◆ Your goal ◆
Format the items below as a Markdown table with two columns, Row and Line, giving each nonblank line its number and text. Leave out the pictures and any blank lines.

** start Records for this task **

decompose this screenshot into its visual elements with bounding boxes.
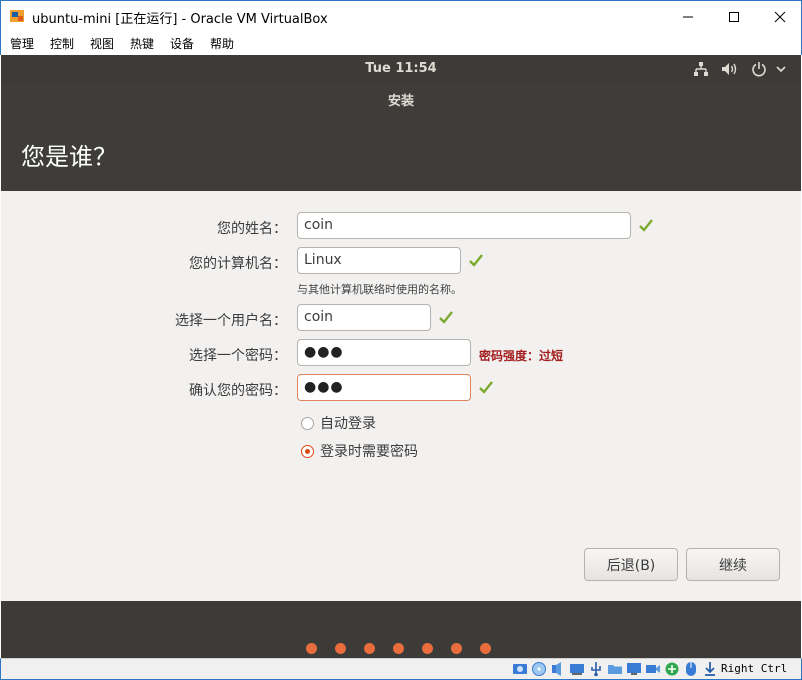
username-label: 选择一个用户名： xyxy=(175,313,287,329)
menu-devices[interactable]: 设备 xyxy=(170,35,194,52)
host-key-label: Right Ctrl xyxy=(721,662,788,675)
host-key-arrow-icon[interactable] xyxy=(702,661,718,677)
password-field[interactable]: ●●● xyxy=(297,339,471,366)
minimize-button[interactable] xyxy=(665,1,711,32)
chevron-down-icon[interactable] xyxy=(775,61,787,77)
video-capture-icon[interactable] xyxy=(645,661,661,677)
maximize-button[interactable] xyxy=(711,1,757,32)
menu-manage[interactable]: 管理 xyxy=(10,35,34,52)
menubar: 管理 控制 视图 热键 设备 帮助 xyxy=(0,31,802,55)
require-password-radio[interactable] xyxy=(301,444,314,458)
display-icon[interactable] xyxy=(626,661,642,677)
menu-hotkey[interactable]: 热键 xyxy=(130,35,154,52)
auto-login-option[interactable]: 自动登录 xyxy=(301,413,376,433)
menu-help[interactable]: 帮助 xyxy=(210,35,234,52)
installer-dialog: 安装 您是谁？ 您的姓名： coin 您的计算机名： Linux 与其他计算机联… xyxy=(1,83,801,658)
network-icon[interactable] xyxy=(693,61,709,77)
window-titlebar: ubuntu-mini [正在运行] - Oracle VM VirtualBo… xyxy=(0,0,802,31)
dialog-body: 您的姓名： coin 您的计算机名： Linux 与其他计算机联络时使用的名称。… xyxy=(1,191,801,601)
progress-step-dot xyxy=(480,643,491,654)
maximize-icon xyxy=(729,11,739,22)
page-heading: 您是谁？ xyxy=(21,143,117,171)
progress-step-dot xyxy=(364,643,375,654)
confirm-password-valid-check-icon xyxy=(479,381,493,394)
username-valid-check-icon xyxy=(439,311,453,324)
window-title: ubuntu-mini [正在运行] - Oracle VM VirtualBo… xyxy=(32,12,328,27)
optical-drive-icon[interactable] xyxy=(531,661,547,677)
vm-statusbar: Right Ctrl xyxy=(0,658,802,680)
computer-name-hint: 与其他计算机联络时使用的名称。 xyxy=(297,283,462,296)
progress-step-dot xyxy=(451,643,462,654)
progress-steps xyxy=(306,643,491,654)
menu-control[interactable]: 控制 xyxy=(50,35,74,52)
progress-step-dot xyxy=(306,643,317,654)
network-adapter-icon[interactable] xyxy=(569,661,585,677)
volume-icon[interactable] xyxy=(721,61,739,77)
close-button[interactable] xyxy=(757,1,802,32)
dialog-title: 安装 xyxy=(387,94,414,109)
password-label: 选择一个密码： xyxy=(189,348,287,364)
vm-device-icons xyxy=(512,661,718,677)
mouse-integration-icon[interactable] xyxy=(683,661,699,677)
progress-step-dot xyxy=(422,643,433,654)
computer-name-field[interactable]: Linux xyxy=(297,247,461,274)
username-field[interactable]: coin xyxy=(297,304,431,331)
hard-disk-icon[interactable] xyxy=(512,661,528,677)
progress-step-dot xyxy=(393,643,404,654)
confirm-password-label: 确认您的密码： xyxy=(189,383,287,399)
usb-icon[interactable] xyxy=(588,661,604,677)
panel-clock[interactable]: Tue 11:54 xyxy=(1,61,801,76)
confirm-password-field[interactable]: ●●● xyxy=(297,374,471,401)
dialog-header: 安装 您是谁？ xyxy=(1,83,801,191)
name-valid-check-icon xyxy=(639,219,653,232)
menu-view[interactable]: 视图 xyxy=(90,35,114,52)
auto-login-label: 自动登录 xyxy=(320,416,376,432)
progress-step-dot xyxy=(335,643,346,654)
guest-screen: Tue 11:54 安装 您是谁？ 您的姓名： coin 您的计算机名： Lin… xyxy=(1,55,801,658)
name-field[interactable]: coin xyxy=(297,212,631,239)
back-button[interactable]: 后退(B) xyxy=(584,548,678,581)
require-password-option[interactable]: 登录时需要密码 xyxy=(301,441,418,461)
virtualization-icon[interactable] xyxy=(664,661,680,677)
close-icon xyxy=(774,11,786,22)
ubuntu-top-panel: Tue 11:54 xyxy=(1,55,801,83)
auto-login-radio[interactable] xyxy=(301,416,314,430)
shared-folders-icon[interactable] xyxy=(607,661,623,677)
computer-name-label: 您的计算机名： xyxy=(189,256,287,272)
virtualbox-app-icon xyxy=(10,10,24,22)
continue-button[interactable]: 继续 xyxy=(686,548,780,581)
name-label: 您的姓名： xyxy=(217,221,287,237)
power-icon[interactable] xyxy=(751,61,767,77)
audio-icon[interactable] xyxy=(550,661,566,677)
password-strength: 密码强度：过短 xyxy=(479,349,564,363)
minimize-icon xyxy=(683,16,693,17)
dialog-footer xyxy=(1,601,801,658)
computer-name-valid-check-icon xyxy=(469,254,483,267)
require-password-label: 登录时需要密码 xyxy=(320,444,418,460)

** end Records for this task **

◆ Final result ◆
| Row | Line |
|---|---|
| 1 | decompose this screenshot into its visual elements with bounding boxes. |
| 2 | username-label: 选择一个用户名： xyxy=(175,313,287,329) |
| 3 | menu-devices[interactable]: 设备 xyxy=(170,35,194,52) |
| 4 | host-key-label: Right Ctrl xyxy=(721,662,788,675) |
| 5 | host-key-arrow-icon[interactable] xyxy=(702,661,718,677) |
| 6 | password-field[interactable]: ●●● xyxy=(297,339,471,366) |
| 7 | minimize-button[interactable] xyxy=(665,1,711,32) |
| 8 | chevron-down-icon[interactable] xyxy=(775,61,787,77) |
| 9 | video-capture-icon[interactable] xyxy=(645,661,661,677) |
| 10 | maximize-button[interactable] xyxy=(711,1,757,32) |
| 11 | menu-manage[interactable]: 管理 xyxy=(10,35,34,52) |
| 12 | menubar: 管理 控制 视图 热键 设备 帮助 xyxy=(0,31,802,55) |
| 13 | require-password-radio[interactable] xyxy=(301,444,314,458) |
| 14 | display-icon[interactable] xyxy=(626,661,642,677) |
| 15 | menu-hotkey[interactable]: 热键 xyxy=(130,35,154,52) |
| 16 | auto-login-option[interactable]: 自动登录 xyxy=(301,413,376,433) |
| 17 | menu-help[interactable]: 帮助 xyxy=(210,35,234,52) |
| 18 | installer-dialog: 安装 您是谁？ 您的姓名： coin 您的计算机名： Linux 与其他计算机联… xyxy=(1,83,801,658) |
| 19 | network-icon[interactable] xyxy=(693,61,709,77) |
| 20 | window-titlebar: ubuntu-mini [正在运行] - Oracle VM VirtualBo… xyxy=(0,0,802,31) |
| 21 | dialog-body: 您的姓名： coin 您的计算机名： Linux 与其他计算机联络时使用的名称。… xyxy=(1,191,801,601) |
| 22 | progress-step-dot xyxy=(480,643,491,654) |
| 23 | maximize-icon xyxy=(729,11,739,22) |
| 24 | page-heading: 您是谁？ xyxy=(21,143,117,171) |
| 25 | progress-step-dot xyxy=(364,643,375,654) |
| 26 | confirm-password-valid-check-icon xyxy=(479,381,493,394) |
| 27 | username-valid-check-icon xyxy=(439,311,453,324) |
| 28 | window-title: ubuntu-mini [正在运行] - Oracle VM VirtualBo… xyxy=(32,12,328,27) |
| 29 | optical-drive-icon[interactable] xyxy=(531,661,547,677) |
| 30 | vm-statusbar: Right Ctrl xyxy=(0,658,802,680) |
| 31 | computer-name-hint: 与其他计算机联络时使用的名称。 xyxy=(297,283,462,296) |
| 32 | progress-step-dot xyxy=(451,643,462,654) |
| 33 | progress-steps xyxy=(306,643,491,654) |
| 34 | menu-control[interactable]: 控制 xyxy=(50,35,74,52) |
| 35 | progress-step-dot xyxy=(306,643,317,654) |
| 36 | network-adapter-icon[interactable] xyxy=(569,661,585,677) |
| 37 | volume-icon[interactable] xyxy=(721,61,739,77) |
| 38 | close-button[interactable] xyxy=(757,1,802,32) |
| 39 | dialog-title: 安装 xyxy=(387,94,414,109) |
| 40 | password-label: 选择一个密码： xyxy=(189,348,287,364) |
| 41 | vm-device-icons xyxy=(512,661,718,677) |
| 42 | mouse-integration-icon[interactable] xyxy=(683,661,699,677) |
| 43 | progress-step-dot xyxy=(422,643,433,654) |
| 44 | computer-name-field[interactable]: Linux xyxy=(297,247,461,274) |
| 45 | username-field[interactable]: coin xyxy=(297,304,431,331) |
| 46 | hard-disk-icon[interactable] xyxy=(512,661,528,677) |
| 47 | progress-step-dot xyxy=(393,643,404,654) |
| 48 | confirm-password-label: 确认您的密码： xyxy=(189,383,287,399) |
| 49 | usb-icon[interactable] xyxy=(588,661,604,677) |
| 50 | panel-clock[interactable]: Tue 11:54 xyxy=(1,61,801,76) |
| 51 | confirm-password-field[interactable]: ●●● xyxy=(297,374,471,401) |
| 52 | dialog-header: 安装 您是谁？ xyxy=(1,83,801,191) |
| 53 | name-valid-check-icon xyxy=(639,219,653,232) |
| 54 | menu-view[interactable]: 视图 xyxy=(90,35,114,52) |
| 55 | auto-login-label: 自动登录 xyxy=(320,416,376,432) |
| 56 | progress-step-dot xyxy=(335,643,346,654) |
| 57 | guest-screen: Tue 11:54 安装 您是谁？ 您的姓名： coin 您的计算机名： Lin… xyxy=(1,55,801,658) |
| 58 | name-field[interactable]: coin xyxy=(297,212,631,239) |
| 59 | back-button[interactable]: 后退(B) xyxy=(584,548,678,581) |
| 60 | require-password-option[interactable]: 登录时需要密码 xyxy=(301,441,418,461) |
| 61 | virtualization-icon[interactable] xyxy=(664,661,680,677) |
| 62 | close-icon xyxy=(774,11,786,22) |
| 63 | ubuntu-top-panel: Tue 11:54 xyxy=(1,55,801,83) |
| 64 | auto-login-radio[interactable] xyxy=(301,416,314,430) |
| 65 | shared-folders-icon[interactable] xyxy=(607,661,623,677) |
| 66 | computer-name-label: 您的计算机名： xyxy=(189,256,287,272) |
| 67 | virtualbox-app-icon xyxy=(10,10,24,22) |
| 68 | continue-button[interactable]: 继续 xyxy=(686,548,780,581) |
| 69 | name-label: 您的姓名： xyxy=(217,221,287,237) |
| 70 | power-icon[interactable] xyxy=(751,61,767,77) |
| 71 | audio-icon[interactable] xyxy=(550,661,566,677) |
| 72 | password-strength: 密码强度：过短 xyxy=(479,349,564,363) |
| 73 | minimize-icon xyxy=(683,16,693,17) |
| 74 | dialog-footer xyxy=(1,601,801,658) |
| 75 | computer-name-valid-check-icon xyxy=(469,254,483,267) |
| 76 | require-password-label: 登录时需要密码 xyxy=(320,444,418,460) |